▶ _Task to complete_
Identify the line in which "Give me a plain-text" appears, then reproduce that line and all remaining lines of the records word for word.

··· Excerpted data

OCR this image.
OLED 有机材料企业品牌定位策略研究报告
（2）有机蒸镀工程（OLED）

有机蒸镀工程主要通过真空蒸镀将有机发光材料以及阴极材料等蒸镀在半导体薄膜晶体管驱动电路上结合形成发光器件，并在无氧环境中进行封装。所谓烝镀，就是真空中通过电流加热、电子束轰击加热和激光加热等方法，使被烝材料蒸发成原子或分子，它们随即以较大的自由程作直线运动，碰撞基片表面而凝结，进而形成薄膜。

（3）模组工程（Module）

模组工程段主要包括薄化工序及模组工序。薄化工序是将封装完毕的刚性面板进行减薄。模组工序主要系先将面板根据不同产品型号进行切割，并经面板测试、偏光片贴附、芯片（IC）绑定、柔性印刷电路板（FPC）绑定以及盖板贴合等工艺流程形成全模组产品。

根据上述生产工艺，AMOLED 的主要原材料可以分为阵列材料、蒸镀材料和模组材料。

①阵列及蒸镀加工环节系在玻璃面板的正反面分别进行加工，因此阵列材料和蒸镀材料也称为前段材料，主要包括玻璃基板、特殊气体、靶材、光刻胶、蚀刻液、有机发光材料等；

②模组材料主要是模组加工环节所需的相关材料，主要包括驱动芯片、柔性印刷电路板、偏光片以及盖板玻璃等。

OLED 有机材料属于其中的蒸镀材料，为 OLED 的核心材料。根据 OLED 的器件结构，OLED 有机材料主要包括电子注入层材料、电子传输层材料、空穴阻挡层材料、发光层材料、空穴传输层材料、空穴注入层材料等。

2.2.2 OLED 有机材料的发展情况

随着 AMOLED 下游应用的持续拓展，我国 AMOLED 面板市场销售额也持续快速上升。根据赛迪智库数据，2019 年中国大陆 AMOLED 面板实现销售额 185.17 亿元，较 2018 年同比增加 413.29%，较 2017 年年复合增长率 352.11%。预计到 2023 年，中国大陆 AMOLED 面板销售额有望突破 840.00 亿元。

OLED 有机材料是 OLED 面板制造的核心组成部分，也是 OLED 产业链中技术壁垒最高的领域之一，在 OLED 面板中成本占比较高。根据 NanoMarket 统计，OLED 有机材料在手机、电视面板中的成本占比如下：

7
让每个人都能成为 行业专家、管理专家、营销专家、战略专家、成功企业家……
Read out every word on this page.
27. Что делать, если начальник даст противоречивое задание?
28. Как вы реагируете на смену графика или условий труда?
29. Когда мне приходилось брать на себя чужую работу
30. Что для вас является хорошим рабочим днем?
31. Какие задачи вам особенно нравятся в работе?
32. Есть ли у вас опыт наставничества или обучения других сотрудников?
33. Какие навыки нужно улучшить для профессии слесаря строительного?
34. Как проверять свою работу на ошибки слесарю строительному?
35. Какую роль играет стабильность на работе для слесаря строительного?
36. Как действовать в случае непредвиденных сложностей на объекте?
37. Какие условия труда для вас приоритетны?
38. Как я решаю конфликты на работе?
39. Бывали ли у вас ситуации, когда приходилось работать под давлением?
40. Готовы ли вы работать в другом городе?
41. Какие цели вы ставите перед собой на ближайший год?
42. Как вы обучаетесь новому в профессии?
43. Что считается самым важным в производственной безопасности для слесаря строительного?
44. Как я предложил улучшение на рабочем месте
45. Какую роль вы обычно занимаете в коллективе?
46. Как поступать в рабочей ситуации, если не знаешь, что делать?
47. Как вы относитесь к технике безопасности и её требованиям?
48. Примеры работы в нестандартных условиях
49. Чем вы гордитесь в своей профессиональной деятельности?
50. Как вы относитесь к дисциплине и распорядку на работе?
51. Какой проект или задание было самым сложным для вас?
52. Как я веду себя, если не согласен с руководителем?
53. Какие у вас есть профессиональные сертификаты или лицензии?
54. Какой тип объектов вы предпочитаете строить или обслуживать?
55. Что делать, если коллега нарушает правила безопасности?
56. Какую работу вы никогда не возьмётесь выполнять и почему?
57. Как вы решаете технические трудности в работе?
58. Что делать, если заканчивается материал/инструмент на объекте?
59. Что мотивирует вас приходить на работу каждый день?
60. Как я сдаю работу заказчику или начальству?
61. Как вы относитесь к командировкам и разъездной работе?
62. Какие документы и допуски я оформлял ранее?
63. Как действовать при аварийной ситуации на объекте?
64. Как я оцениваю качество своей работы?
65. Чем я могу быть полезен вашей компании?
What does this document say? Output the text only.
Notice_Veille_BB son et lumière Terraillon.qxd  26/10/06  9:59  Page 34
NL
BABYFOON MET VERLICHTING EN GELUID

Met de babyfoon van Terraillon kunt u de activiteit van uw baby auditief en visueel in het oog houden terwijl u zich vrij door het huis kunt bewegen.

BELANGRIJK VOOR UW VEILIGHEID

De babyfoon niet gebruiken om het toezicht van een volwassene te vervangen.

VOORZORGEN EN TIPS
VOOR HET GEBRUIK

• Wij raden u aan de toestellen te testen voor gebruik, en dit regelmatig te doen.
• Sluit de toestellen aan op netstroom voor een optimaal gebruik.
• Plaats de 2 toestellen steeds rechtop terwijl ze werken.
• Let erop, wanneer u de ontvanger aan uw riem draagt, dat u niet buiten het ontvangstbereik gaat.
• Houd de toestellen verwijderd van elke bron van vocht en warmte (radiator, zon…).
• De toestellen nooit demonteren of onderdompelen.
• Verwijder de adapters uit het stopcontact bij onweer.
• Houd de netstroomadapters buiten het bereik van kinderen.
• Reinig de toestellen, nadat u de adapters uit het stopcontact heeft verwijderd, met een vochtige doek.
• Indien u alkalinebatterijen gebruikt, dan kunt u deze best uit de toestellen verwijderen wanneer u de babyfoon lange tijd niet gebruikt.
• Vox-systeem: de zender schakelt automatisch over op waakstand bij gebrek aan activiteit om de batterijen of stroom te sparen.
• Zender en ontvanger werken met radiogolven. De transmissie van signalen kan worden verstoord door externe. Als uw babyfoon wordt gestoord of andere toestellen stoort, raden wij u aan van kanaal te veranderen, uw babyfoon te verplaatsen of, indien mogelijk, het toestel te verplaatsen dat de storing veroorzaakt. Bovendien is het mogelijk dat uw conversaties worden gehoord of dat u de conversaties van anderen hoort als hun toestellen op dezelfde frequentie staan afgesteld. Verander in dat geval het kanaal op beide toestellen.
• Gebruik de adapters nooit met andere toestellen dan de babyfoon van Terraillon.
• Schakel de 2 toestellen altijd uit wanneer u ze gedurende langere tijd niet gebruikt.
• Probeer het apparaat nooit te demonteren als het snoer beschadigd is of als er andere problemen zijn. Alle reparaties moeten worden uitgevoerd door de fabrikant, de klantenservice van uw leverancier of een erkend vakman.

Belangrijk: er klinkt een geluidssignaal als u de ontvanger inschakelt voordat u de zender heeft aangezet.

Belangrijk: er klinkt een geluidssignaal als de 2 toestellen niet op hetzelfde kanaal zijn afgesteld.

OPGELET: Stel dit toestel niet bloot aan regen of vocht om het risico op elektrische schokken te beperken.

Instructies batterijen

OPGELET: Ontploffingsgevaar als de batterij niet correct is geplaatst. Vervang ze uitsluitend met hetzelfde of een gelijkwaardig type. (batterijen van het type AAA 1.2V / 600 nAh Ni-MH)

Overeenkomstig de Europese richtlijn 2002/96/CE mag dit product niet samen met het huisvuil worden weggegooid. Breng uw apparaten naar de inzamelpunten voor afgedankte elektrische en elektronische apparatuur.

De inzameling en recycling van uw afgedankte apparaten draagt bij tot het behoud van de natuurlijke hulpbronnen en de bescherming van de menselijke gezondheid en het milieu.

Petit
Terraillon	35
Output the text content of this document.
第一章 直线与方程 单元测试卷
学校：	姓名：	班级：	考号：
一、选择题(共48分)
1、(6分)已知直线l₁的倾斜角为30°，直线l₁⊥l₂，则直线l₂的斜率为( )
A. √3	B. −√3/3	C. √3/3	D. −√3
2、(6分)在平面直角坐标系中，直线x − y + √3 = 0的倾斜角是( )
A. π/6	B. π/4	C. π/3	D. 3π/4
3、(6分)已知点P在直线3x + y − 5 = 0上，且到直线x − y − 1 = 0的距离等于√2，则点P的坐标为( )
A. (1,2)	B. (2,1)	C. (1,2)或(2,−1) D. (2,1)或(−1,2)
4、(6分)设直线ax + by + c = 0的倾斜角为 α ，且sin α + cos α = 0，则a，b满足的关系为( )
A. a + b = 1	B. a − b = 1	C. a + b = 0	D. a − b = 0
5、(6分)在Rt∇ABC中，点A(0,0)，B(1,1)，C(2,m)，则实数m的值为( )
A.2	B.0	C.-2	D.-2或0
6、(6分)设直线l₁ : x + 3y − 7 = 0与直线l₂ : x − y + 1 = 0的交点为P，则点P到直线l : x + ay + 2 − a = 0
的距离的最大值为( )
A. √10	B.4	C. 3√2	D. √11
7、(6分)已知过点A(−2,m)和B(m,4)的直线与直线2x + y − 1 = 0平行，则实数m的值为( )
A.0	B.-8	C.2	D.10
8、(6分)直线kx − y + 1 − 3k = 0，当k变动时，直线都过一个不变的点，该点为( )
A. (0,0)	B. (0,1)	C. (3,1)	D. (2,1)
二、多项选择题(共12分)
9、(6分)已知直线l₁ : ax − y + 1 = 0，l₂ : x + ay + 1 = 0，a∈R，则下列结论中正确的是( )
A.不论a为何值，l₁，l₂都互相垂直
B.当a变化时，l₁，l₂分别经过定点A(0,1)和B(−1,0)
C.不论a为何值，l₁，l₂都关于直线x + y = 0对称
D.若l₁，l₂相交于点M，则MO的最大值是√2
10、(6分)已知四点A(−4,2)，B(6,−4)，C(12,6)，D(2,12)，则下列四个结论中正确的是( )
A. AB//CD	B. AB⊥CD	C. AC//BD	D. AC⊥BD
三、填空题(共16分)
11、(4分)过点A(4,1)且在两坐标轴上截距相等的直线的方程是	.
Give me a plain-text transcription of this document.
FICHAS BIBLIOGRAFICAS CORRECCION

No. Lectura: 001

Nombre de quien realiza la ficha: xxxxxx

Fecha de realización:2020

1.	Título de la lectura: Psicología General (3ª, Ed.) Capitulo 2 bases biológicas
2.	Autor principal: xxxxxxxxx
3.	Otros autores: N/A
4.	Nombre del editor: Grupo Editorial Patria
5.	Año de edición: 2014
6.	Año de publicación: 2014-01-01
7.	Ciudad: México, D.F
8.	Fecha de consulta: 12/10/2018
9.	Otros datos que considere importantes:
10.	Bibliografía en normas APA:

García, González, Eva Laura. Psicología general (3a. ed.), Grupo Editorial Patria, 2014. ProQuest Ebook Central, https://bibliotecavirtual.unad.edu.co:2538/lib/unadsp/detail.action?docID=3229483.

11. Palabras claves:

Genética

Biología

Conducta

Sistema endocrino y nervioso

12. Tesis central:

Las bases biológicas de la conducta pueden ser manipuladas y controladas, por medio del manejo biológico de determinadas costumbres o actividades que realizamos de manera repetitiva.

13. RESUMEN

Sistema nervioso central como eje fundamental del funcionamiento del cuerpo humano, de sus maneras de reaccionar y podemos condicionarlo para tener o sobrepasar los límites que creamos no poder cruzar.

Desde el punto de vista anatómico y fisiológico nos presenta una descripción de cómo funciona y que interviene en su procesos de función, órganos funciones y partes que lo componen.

······

▶ _Correct result_
Give me a plain-text transcription of this document.
FICHAS BIBLIOGRAFICAS CORRECCION

No. Lectura: 001

Nombre de quien realiza la ficha: xxxxxx

Fecha de realización:2020

1.	Título de la lectura: Psicología General (3ª, Ed.) Capitulo 2 bases biológicas
2.	Autor principal: xxxxxxxxx
3.	Otros autores: N/A
4.	Nombre del editor: Grupo Editorial Patria
5.	Año de edición: 2014
6.	Año de publicación: 2014-01-01
7.	Ciudad: México, D.F
8.	Fecha de consulta: 12/10/2018
9.	Otros datos que considere importantes:
10.	Bibliografía en normas APA:

García, González, Eva Laura. Psicología general (3a. ed.), Grupo Editorial Patria, 2014. ProQuest Ebook Central, https://bibliotecavirtual.unad.edu.co:2538/lib/unadsp/detail.action?docID=3229483.

11. Palabras claves:

Genética

Biología

Conducta

Sistema endocrino y nervioso

12. Tesis central:

Las bases biológicas de la conducta pueden ser manipuladas y controladas, por medio del manejo biológico de determinadas costumbres o actividades que realizamos de manera repetitiva.

13. RESUMEN

Sistema nervioso central como eje fundamental del funcionamiento del cuerpo humano, de sus maneras de reaccionar y podemos condicionarlo para tener o sobrepasar los límites que creamos no poder cruzar.

Desde el punto de vista anatómico y fisiológico nos presenta una descripción de cómo funciona y que interviene en su procesos de función, órganos funciones y partes que lo componen.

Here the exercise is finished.